### Data excerpts
————————
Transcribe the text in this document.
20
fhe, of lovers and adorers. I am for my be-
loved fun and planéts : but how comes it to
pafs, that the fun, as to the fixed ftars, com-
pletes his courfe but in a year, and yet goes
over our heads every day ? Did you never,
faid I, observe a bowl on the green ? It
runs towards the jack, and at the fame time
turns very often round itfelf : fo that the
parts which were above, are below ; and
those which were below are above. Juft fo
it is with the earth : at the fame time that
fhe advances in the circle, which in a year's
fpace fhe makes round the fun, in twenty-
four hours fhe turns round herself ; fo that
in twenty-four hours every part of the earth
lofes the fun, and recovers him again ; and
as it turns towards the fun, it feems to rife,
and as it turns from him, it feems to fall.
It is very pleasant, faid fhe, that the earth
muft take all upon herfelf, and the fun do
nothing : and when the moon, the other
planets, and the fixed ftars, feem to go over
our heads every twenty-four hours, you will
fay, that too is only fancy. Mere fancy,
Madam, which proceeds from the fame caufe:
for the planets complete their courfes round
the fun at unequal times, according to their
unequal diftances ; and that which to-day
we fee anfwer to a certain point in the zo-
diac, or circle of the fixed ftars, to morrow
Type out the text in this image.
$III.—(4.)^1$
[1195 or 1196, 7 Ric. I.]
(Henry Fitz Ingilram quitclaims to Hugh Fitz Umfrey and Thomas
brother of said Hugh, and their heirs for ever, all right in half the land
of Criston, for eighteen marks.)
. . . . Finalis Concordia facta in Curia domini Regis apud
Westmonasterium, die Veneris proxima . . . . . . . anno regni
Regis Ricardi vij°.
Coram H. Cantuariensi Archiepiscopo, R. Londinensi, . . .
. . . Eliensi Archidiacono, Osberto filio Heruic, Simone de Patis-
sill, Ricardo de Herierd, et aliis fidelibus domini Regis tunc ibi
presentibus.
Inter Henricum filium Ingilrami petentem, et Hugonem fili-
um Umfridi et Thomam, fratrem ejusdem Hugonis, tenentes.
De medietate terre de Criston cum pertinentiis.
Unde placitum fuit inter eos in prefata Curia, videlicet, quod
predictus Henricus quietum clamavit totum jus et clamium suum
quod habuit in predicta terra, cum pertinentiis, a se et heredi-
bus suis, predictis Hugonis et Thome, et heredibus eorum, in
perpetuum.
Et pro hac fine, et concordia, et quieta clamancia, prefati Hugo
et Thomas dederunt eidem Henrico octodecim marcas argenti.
————————
### Task requirements
All of the lines above must be returned exactly.

### Solved problem
Transcribe the text in this document.
20
fhe, of lovers and adorers. I am for my be-
loved fun and planéts : but how comes it to
pafs, that the fun, as to the fixed ftars, com-
pletes his courfe but in a year, and yet goes
over our heads every day ? Did you never,
faid I, observe a bowl on the green ? It
runs towards the jack, and at the fame time
turns very often round itfelf : fo that the
parts which were above, are below ; and
those which were below are above. Juft fo
it is with the earth : at the fame time that
fhe advances in the circle, which in a year's
fpace fhe makes round the fun, in twenty-
four hours fhe turns round herself ; fo that
in twenty-four hours every part of the earth
lofes the fun, and recovers him again ; and
as it turns towards the fun, it feems to rife,
and as it turns from him, it feems to fall.
It is very pleasant, faid fhe, that the earth
muft take all upon herfelf, and the fun do
nothing : and when the moon, the other
planets, and the fixed ftars, feem to go over
our heads every twenty-four hours, you will
fay, that too is only fancy. Mere fancy,
Madam, which proceeds from the fame caufe:
for the planets complete their courfes round
the fun at unequal times, according to their
unequal diftances ; and that which to-day
we fee anfwer to a certain point in the zo-
diac, or circle of the fixed ftars, to morrow
Type out the text in this image.
$III.—(4.)^1$
[1195 or 1196, 7 Ric. I.]
(Henry Fitz Ingilram quitclaims to Hugh Fitz Umfrey and Thomas
brother of said Hugh, and their heirs for ever, all right in half the land
of Criston, for eighteen marks.)
. . . . Finalis Concordia facta in Curia domini Regis apud
Westmonasterium, die Veneris proxima . . . . . . . anno regni
Regis Ricardi vij°.
Coram H. Cantuariensi Archiepiscopo, R. Londinensi, . . .
. . . Eliensi Archidiacono, Osberto filio Heruic, Simone de Patis-
sill, Ricardo de Herierd, et aliis fidelibus domini Regis tunc ibi
presentibus.
Inter Henricum filium Ingilrami petentem, et Hugonem fili-
um Umfridi et Thomam, fratrem ejusdem Hugonis, tenentes.
De medietate terre de Criston cum pertinentiis.
Unde placitum fuit inter eos in prefata Curia, videlicet, quod
predictus Henricus quietum clamavit totum jus et clamium suum
quod habuit in predicta terra, cum pertinentiis, a se et heredi-
bus suis, predictis Hugonis et Thome, et heredibus eorum, in
perpetuum.
Et pro hac fine, et concordia, et quieta clamancia, prefati Hugo
et Thomas dederunt eidem Henrico octodecim marcas argenti.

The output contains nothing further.